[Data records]
======

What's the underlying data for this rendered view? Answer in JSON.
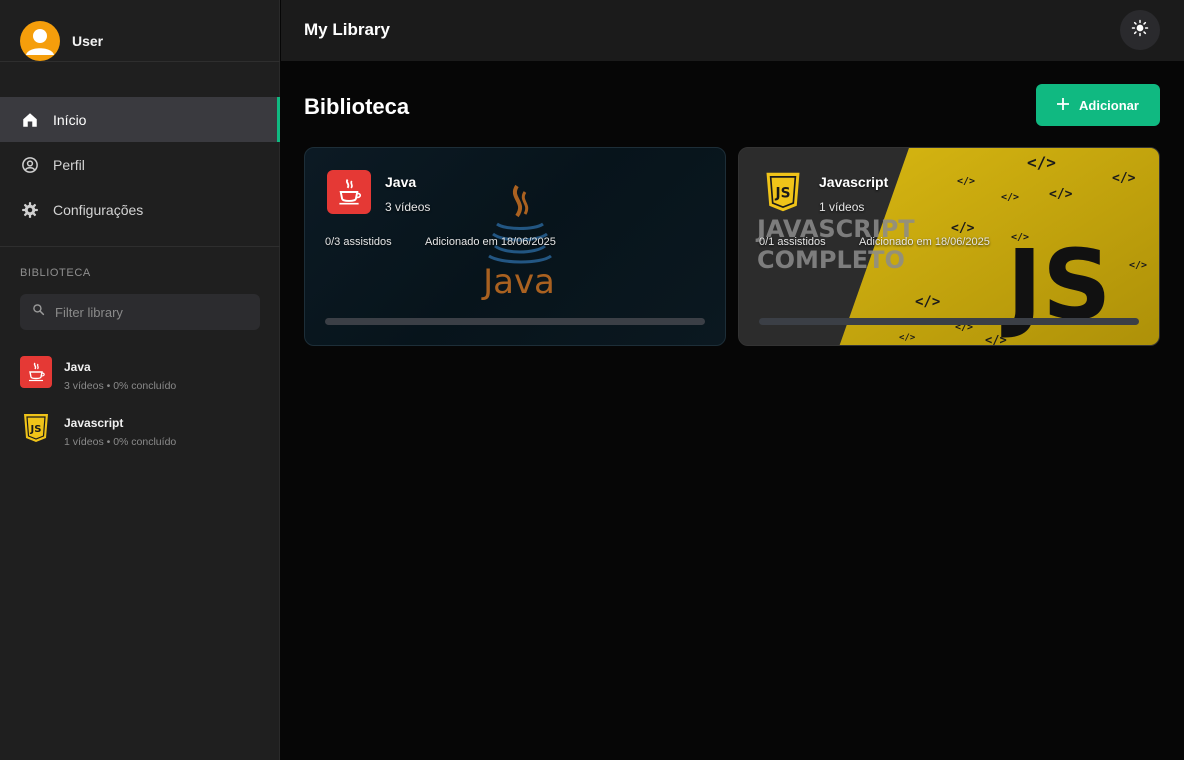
{
  "app": {
    "title": "My Library"
  },
  "user": {
    "name": "User"
  },
  "nav": {
    "items": [
      {
        "label": "Início",
        "icon": "home-icon",
        "active": true
      },
      {
        "label": "Perfil",
        "icon": "user-circle-icon",
        "active": false
      },
      {
        "label": "Configurações",
        "icon": "gear-icon",
        "active": false
      }
    ]
  },
  "library_section": {
    "label": "BIBLIOTECA",
    "filter_placeholder": "Filter library",
    "items": [
      {
        "title": "Java",
        "meta": "3 vídeos • 0% concluído",
        "icon": "java-logo-icon"
      },
      {
        "title": "Javascript",
        "meta": "1 vídeos • 0% concluído",
        "icon": "js-logo-icon"
      }
    ]
  },
  "main": {
    "title": "Biblioteca",
    "add_button": "Adicionar",
    "cards": [
      {
        "title": "Java",
        "count": "3 vídeos",
        "watched": "0/3 assistidos",
        "added": "Adicionado em 18/06/2025",
        "progress": 0,
        "cover_text": "Java"
      },
      {
        "title": "Javascript",
        "count": "1 vídeos",
        "watched": "0/1 assistidos",
        "added": "Adicionado em 18/06/2025",
        "progress": 0,
        "cover_text_1": "JAVASCRIPT",
        "cover_text_2": "COMPLETO",
        "cover_badge": "JS",
        "cover_tag": "</>"
      }
    ]
  },
  "colors": {
    "accent": "#10b981",
    "avatar": "#f59e0b",
    "java": "#e53935",
    "js": "#f0c419"
  }
}
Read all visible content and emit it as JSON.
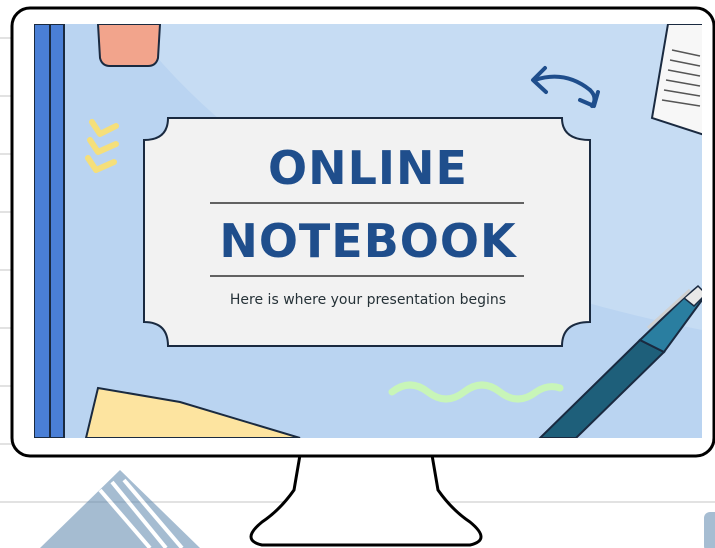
{
  "slide": {
    "title_line1": "ONLINE",
    "title_line2": "NOTEBOOK",
    "subtitle": "Here is where your presentation begins"
  },
  "colors": {
    "screen_bg": "#c6dcf3",
    "title": "#1f4e8c",
    "accent_blue": "#4a7fd6",
    "card_bg": "#f2f2f2",
    "pen": "#1e5f7a",
    "squiggle": "#c8f5b8",
    "note_yellow": "#fde4a0"
  },
  "icons": [
    "curved-arrows-icon",
    "chevron-marks-icon",
    "pen-icon",
    "paper-note-icon",
    "sticky-note-icon",
    "eraser-icon",
    "squiggle-icon"
  ]
}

======

**Written instruction:** Omitting all images, print the listing exactly.

**Result of this exercise:**
What's the underlying data for this rendered view? Answer in JSON.
{
  "app": {
    "title": "My Library"
  },
  "user": {
    "name": "User"
  },
  "nav": {
    "items": [
      {
        "label": "Início",
        "icon": "home-icon",
        "active": true
      },
      {
        "label": "Perfil",
        "icon": "user-circle-icon",
        "active": false
      },
      {
        "label": "Configurações",
        "icon": "gear-icon",
        "active": false
      }
    ]
  },
  "library_section": {
    "label": "BIBLIOTECA",
    "filter_placeholder": "Filter library",
    "items": [
      {
        "title": "Java",
        "meta": "3 vídeos • 0% concluído",
        "icon": "java-logo-icon"
      },
      {
        "title": "Javascript",
        "meta": "1 vídeos • 0% concluído",
        "icon": "js-logo-icon"
      }
    ]
  },
  "main": {
    "title": "Biblioteca",
    "add_button": "Adicionar",
    "cards": [
      {
        "title": "Java",
        "count": "3 vídeos",
        "watched": "0/3 assistidos",
        "added": "Adicionado em 18/06/2025",
        "progress": 0,
        "cover_text": "Java"
      },
      {
        "title": "Javascript",
        "count": "1 vídeos",
        "watched": "0/1 assistidos",
        "added": "Adicionado em 18/06/2025",
        "progress": 0,
        "cover_text_1": "JAVASCRIPT",
        "cover_text_2": "COMPLETO",
        "cover_badge": "JS",
        "cover_tag": "</>"
      }
    ]
  },
  "colors": {
    "accent": "#10b981",
    "avatar": "#f59e0b",
    "java": "#e53935",
    "js": "#f0c419"
  }
}
Read all visible content and emit it as JSON.
{
  "slide": {
    "title_line1": "ONLINE",
    "title_line2": "NOTEBOOK",
    "subtitle": "Here is where your presentation begins"
  },
  "colors": {
    "screen_bg": "#c6dcf3",
    "title": "#1f4e8c",
    "accent_blue": "#4a7fd6",
    "card_bg": "#f2f2f2",
    "pen": "#1e5f7a",
    "squiggle": "#c8f5b8",
    "note_yellow": "#fde4a0"
  },
  "icons": [
    "curved-arrows-icon",
    "chevron-marks-icon",
    "pen-icon",
    "paper-note-icon",
    "sticky-note-icon",
    "eraser-icon",
    "squiggle-icon"
  ]
}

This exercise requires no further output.